## EXERCISE TASK:
Copy every entry exactly as given, minus the images.

## DATASET RECORDS:
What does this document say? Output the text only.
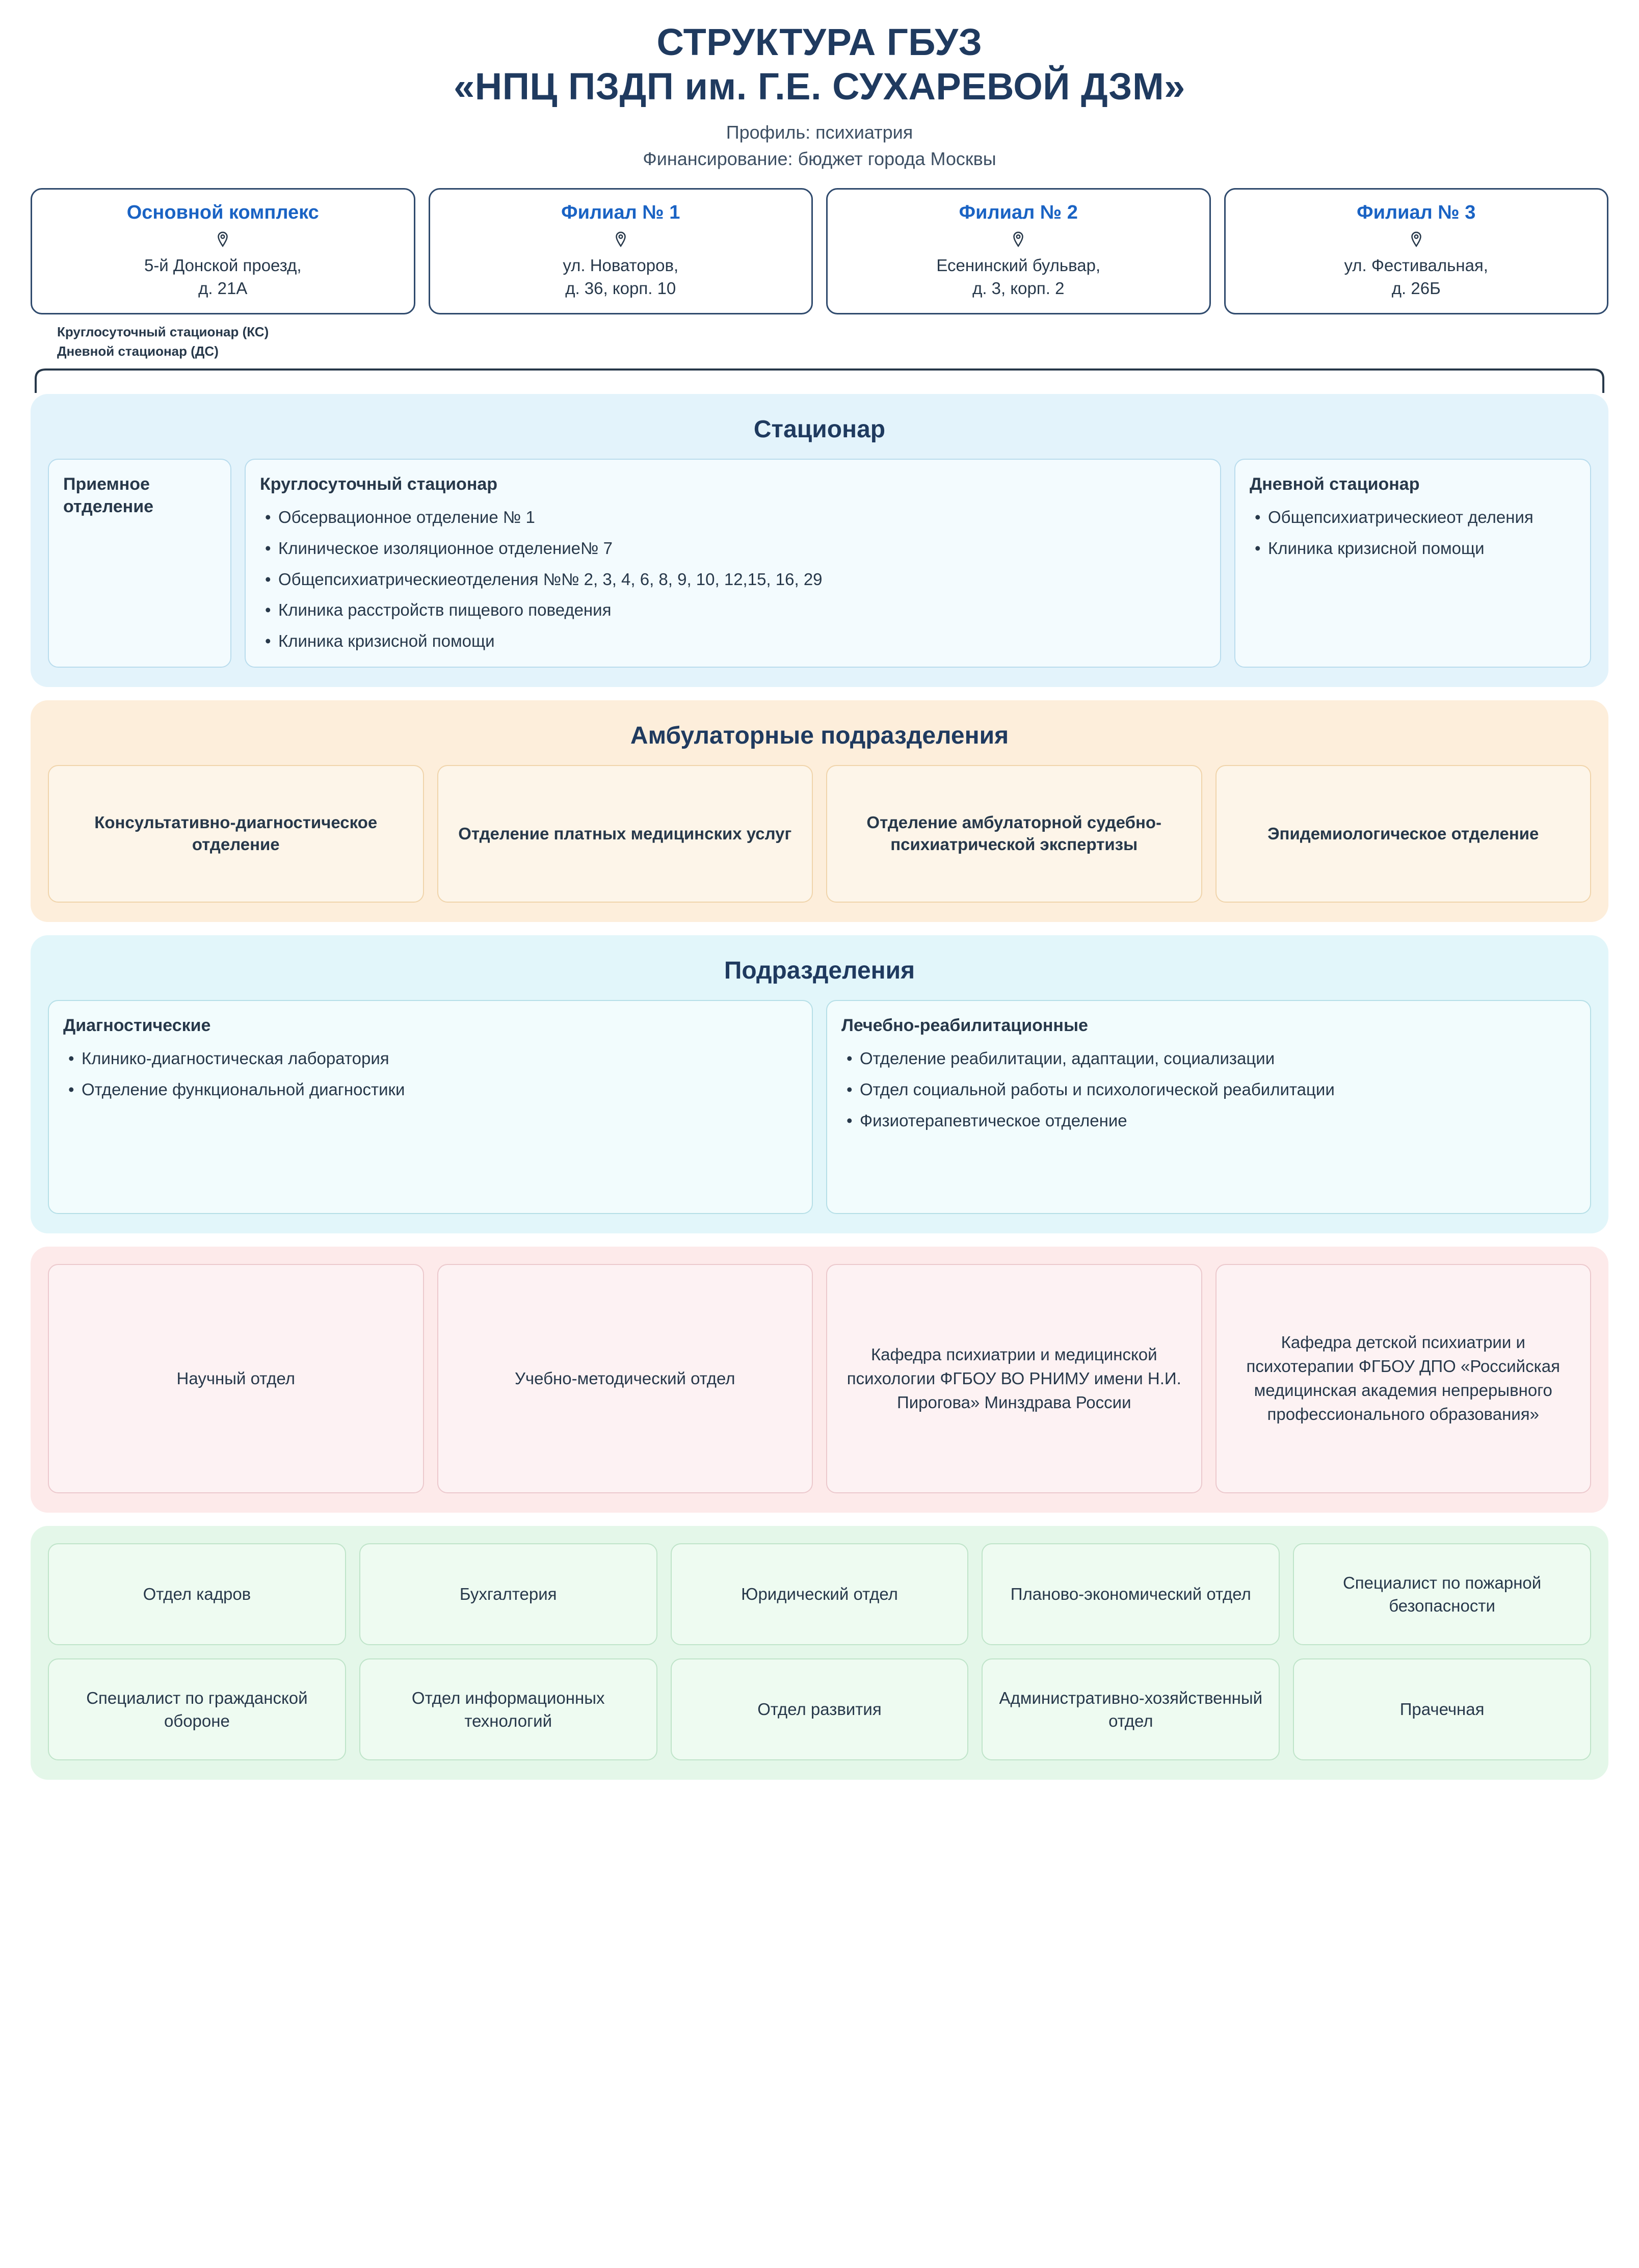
СТРУКТУРА ГБУЗ
«НПЦ ПЗДП им. Г.Е. СУХАРЕВОЙ ДЗМ»
Профиль: психиатрия
Финансирование: бюджет города Москвы
Основной комплекс
5-й Донской проезд,
д. 21А
Филиал № 1
ул. Новаторов,
д. 36, корп. 10
Филиал № 2
Есенинский бульвар,
д. 3, корп. 2
Филиал № 3
ул. Фестивальная,
д. 26Б
Круглосуточный стационар (КС)
Дневной стационар (ДС)
Стационар
Приемное
отделение
Круглосуточный стационар
• Обсервационное отделение № 1
• Клиническое изоляционное отделение№ 7
• Общепсихиатрическиеотделения №№ 2, 3, 4, 6, 8, 9, 10, 12,15, 16, 29
• Клиника расстройств пищевого поведения
• Клиника кризисной помощи
Дневной стационар
• Общепсихиатрическиеот деления
• Клиника кризисной помощи
Амбулаторные подразделения
Консультативно-диагностическое отделение
Отделение платных медицинских услуг
Отделение амбулаторной судебно-психиатрической экспертизы
Эпидемиологическое отделение
Подразделения
Диагностические
• Клинико-диагностическая лаборатория
• Отделение функциональной диагностики
Лечебно-реабилитационные
• Отделение реабилитации, адаптации, социализации
• Отдел социальной работы и психологической реабилитации
• Физиотерапевтическое отделение
Научный отдел	Учебно-методический отдел
Кафедра психиатрии и медицинской психологии ФГБОУ ВО РНИМУ имени Н.И. Пирогова» Минздрава России
Кафедра детской психиатрии и психотерапии ФГБОУ ДПО «Российская медицинская академия непрерывного профессионального образования»
Отдел кадров	Бухгалтерия	Юридический отдел	Планово-экономический отдел
Специалист по пожарной безопасности
Специалист по гражданской обороне
Отдел информационных технологий
Отдел развития
Административно-хозяйственный отдел
Прачечная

## RESPONSE:
What does this document say? Output the text only.
СТРУКТУРА ГБУЗ
«НПЦ ПЗДП им. Г.Е. СУХАРЕВОЙ ДЗМ»
Профиль: психиатрия
Финансирование: бюджет города Москвы
Основной комплекс
5-й Донской проезд,
д. 21А
Филиал № 1
ул. Новаторов,
д. 36, корп. 10
Филиал № 2
Есенинский бульвар,
д. 3, корп. 2
Филиал № 3
ул. Фестивальная,
д. 26Б
Круглосуточный стационар (КС)
Дневной стационар (ДС)
Стационар
Приемное
отделение
Круглосуточный стационар
• Обсервационное отделение № 1
• Клиническое изоляционное отделение№ 7
• Общепсихиатрическиеотделения №№ 2, 3, 4, 6, 8, 9, 10, 12,15, 16, 29
• Клиника расстройств пищевого поведения
• Клиника кризисной помощи
Дневной стационар
• Общепсихиатрическиеот деления
• Клиника кризисной помощи
Амбулаторные подразделения
Консультативно-диагностическое отделение
Отделение платных медицинских услуг
Отделение амбулаторной судебно-психиатрической экспертизы
Эпидемиологическое отделение
Подразделения
Диагностические
• Клинико-диагностическая лаборатория
• Отделение функциональной диагностики
Лечебно-реабилитационные
• Отделение реабилитации, адаптации, социализации
• Отдел социальной работы и психологической реабилитации
• Физиотерапевтическое отделение
Научный отдел	Учебно-методический отдел
Кафедра психиатрии и медицинской психологии ФГБОУ ВО РНИМУ имени Н.И. Пирогова» Минздрава России
Кафедра детской психиатрии и психотерапии ФГБОУ ДПО «Российская медицинская академия непрерывного профессионального образования»
Отдел кадров	Бухгалтерия	Юридический отдел	Планово-экономический отдел
Специалист по пожарной безопасности
Специалист по гражданской обороне
Отдел информационных технологий
Отдел развития
Административно-хозяйственный отдел
Прачечная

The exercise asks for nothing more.